Stored entries
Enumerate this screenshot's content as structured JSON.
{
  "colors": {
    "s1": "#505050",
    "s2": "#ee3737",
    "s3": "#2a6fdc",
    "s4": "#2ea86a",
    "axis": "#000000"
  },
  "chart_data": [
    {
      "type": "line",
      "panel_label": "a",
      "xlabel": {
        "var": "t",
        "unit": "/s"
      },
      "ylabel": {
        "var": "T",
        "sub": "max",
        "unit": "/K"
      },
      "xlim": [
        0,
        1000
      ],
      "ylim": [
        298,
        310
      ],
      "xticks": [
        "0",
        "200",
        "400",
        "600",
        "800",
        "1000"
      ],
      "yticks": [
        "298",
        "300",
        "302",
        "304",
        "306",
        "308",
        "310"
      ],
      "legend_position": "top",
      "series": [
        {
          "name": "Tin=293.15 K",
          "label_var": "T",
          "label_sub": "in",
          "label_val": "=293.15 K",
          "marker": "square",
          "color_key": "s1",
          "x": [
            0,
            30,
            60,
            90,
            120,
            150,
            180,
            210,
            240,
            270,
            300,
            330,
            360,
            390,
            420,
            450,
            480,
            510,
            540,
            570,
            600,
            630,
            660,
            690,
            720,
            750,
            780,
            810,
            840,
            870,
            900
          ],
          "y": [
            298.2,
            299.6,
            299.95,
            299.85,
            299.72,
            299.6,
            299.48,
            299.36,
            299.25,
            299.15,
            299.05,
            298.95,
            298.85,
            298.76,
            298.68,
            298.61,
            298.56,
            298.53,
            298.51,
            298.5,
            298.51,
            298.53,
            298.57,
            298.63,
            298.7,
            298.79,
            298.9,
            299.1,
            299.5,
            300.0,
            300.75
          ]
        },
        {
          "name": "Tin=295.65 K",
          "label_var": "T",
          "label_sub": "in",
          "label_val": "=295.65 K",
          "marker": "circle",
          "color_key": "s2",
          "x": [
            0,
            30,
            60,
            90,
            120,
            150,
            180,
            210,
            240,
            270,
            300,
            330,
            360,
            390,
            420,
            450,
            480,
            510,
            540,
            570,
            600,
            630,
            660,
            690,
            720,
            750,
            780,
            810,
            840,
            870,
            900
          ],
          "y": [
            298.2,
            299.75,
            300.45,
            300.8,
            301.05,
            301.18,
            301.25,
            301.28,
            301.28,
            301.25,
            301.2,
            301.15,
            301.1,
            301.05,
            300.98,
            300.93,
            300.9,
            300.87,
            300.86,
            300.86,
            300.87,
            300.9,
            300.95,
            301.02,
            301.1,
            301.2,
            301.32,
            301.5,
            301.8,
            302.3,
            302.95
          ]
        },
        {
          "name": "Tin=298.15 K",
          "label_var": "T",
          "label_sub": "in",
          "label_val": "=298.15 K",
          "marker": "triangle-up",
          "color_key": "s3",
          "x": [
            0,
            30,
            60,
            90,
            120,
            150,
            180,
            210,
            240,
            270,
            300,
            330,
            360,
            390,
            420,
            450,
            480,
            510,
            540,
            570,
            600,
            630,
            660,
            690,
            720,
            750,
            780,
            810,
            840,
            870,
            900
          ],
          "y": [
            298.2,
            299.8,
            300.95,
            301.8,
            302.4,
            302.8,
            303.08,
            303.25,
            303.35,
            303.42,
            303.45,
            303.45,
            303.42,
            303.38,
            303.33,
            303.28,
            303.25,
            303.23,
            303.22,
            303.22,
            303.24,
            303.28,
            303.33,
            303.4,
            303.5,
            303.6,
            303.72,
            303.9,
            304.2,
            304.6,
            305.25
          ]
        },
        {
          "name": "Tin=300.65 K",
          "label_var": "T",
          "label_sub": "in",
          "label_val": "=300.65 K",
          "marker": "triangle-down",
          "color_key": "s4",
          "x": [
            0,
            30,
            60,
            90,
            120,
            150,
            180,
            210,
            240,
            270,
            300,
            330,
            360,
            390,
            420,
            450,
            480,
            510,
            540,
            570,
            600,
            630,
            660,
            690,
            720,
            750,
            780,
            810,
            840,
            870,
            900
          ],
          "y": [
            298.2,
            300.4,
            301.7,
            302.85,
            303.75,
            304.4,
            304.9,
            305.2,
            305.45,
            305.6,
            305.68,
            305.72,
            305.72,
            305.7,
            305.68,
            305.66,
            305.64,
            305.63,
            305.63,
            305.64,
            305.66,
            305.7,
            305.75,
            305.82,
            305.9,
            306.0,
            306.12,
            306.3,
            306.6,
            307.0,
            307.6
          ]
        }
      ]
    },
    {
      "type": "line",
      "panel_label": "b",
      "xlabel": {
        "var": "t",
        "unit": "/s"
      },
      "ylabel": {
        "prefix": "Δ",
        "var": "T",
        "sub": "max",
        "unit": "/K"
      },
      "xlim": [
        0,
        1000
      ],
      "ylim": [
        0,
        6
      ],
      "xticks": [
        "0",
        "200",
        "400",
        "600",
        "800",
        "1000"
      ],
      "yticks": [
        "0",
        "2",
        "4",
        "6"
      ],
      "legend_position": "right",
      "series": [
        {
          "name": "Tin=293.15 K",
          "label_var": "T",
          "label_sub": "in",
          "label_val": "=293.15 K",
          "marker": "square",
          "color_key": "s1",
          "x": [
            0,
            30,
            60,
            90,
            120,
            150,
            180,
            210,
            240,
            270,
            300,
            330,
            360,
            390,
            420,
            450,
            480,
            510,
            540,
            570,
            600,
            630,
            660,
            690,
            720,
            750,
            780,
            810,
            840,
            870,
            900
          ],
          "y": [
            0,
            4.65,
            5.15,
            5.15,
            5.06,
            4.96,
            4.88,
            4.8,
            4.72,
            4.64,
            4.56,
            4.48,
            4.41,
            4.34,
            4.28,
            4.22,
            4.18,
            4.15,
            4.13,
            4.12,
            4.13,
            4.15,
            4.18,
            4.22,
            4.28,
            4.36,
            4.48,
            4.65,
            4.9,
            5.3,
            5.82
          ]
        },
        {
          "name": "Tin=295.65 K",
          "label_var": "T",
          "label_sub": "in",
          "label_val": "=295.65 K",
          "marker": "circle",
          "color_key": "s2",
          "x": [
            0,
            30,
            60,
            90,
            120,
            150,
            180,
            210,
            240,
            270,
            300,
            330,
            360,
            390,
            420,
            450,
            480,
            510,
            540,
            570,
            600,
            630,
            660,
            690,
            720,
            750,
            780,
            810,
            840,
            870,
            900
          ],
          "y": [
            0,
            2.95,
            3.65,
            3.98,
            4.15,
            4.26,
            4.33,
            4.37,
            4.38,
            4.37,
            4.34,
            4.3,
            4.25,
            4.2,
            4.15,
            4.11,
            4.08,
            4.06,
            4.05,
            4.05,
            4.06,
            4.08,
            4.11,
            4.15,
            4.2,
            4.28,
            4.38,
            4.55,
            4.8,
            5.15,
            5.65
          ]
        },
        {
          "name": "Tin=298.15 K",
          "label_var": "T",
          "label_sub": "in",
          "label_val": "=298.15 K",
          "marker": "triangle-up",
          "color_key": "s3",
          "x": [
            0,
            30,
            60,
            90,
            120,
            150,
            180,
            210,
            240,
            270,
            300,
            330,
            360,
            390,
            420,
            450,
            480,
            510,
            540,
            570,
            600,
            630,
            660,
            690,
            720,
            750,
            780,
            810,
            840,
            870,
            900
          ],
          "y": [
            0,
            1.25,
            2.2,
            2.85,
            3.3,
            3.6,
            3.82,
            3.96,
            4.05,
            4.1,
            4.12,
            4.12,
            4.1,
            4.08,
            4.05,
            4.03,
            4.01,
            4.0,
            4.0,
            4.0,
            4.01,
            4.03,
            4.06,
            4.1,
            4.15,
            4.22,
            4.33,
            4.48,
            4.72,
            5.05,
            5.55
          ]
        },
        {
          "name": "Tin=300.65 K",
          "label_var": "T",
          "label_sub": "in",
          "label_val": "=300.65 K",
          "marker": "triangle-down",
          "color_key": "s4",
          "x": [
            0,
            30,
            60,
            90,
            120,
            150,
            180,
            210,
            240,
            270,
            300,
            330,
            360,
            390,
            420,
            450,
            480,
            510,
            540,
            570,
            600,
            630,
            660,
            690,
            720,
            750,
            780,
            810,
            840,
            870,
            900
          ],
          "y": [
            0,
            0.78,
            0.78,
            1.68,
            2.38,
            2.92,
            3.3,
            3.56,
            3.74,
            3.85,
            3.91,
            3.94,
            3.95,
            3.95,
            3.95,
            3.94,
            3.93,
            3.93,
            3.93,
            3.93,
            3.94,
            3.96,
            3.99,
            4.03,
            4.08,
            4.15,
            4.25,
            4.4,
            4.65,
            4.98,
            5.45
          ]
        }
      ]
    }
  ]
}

---

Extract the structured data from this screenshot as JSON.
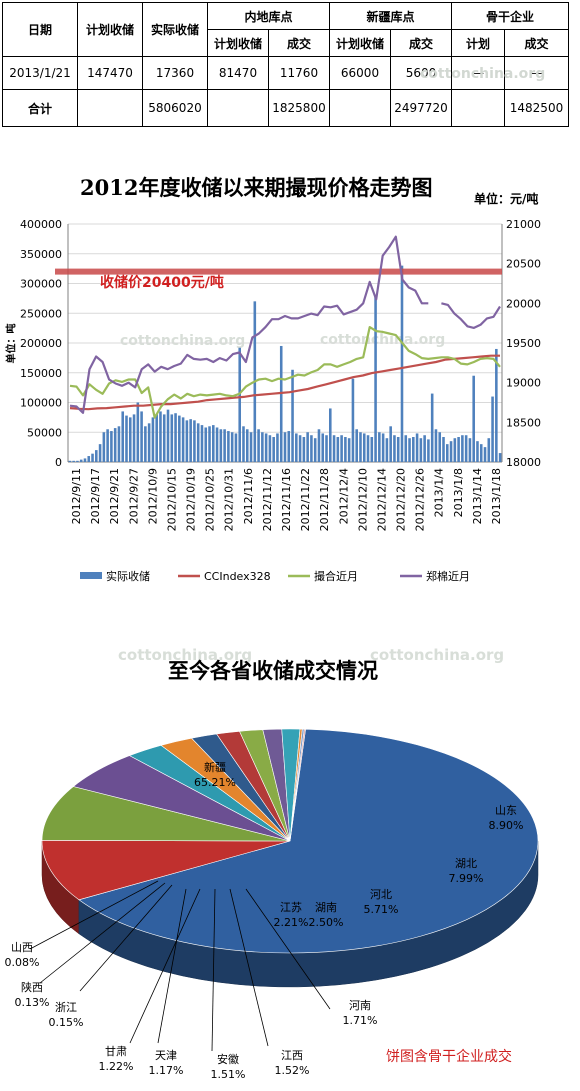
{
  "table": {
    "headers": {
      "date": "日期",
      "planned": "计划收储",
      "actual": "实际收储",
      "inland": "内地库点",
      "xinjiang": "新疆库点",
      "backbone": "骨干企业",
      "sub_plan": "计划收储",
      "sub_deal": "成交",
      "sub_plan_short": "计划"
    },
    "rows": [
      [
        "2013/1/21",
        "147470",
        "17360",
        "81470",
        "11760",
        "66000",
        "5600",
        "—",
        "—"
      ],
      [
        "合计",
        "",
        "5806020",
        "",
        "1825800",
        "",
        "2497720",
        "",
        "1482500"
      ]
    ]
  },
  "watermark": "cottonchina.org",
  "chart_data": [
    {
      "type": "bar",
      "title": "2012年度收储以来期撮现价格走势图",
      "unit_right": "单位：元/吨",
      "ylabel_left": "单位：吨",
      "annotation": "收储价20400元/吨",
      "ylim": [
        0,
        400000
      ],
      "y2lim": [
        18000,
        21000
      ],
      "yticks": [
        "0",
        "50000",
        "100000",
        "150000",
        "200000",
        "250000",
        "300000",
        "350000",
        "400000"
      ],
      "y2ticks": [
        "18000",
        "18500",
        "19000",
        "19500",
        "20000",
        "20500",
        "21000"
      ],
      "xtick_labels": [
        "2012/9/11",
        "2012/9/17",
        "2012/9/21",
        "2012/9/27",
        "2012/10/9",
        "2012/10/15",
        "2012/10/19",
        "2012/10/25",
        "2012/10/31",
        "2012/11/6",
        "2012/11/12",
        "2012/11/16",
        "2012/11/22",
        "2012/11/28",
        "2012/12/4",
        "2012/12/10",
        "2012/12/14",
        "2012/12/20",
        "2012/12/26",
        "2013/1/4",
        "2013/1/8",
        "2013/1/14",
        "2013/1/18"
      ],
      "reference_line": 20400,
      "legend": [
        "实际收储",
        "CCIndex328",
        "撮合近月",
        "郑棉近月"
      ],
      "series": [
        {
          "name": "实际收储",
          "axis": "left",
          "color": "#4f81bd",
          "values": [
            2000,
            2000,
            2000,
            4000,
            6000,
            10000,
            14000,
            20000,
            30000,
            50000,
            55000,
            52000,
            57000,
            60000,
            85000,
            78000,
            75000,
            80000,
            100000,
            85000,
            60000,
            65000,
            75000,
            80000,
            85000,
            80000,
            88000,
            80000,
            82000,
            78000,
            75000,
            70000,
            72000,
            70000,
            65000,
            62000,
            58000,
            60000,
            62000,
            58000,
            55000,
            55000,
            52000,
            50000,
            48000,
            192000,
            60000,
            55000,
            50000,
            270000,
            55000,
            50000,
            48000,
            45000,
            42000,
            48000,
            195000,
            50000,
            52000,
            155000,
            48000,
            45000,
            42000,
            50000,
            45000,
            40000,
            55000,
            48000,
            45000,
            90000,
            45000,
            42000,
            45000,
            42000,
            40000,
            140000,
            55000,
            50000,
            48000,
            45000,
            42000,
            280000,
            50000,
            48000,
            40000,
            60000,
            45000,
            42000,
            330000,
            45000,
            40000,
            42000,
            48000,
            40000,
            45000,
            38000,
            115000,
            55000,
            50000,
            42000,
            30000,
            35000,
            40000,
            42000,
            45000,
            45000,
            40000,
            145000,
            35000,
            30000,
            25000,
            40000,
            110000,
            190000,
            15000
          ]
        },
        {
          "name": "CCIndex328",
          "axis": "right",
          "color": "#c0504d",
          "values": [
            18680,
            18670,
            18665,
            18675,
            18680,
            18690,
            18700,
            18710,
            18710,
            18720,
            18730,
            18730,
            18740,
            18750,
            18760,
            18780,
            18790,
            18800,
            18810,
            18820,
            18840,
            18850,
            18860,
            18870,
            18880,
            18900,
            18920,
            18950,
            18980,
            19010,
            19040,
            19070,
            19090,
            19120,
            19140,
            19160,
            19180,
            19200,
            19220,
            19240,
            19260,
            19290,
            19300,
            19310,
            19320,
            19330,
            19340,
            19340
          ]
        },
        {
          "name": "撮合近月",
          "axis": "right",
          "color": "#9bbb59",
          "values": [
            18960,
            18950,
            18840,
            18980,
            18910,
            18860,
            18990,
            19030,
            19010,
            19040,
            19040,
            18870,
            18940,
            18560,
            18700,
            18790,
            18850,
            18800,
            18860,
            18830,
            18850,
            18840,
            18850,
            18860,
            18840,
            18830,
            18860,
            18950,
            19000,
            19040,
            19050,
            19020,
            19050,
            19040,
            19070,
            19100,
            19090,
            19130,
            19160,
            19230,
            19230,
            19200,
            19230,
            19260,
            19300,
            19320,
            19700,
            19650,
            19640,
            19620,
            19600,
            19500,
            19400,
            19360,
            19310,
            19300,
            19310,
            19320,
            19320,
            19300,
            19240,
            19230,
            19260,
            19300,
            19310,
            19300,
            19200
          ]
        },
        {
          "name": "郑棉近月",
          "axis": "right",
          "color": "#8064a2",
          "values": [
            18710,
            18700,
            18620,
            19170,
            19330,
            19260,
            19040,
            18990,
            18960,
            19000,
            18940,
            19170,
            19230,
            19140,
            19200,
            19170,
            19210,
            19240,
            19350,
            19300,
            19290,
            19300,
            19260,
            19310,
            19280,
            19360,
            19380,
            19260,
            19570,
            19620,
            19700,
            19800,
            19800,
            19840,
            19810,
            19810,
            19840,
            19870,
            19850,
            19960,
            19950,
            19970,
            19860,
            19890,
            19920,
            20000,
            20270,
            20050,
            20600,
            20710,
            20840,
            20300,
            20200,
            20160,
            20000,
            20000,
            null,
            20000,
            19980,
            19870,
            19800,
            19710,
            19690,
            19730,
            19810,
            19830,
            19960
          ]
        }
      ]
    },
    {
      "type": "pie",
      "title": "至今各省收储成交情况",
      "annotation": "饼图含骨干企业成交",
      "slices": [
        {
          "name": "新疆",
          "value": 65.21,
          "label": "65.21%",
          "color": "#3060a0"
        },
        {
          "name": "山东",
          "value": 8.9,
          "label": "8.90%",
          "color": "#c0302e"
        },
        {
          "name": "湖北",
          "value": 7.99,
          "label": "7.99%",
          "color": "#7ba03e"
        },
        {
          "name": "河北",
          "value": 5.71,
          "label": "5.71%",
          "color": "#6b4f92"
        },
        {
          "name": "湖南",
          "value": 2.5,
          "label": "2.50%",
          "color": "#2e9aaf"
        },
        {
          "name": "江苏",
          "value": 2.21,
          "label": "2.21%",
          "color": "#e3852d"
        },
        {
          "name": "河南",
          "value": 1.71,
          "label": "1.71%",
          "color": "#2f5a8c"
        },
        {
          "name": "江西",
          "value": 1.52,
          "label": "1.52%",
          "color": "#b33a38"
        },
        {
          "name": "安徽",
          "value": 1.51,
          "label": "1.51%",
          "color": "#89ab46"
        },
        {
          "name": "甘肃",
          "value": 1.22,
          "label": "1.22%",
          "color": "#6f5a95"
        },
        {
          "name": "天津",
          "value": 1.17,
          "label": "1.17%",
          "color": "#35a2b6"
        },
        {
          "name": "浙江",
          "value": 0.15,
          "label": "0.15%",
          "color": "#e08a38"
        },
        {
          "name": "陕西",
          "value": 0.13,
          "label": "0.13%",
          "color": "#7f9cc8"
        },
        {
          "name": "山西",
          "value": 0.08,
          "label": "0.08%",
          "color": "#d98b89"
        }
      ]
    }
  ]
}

* **TASK PROMPT**
Give the count of lines in the data shown above that contain "this", and nothing else.

* **FULL OUTPUT**
2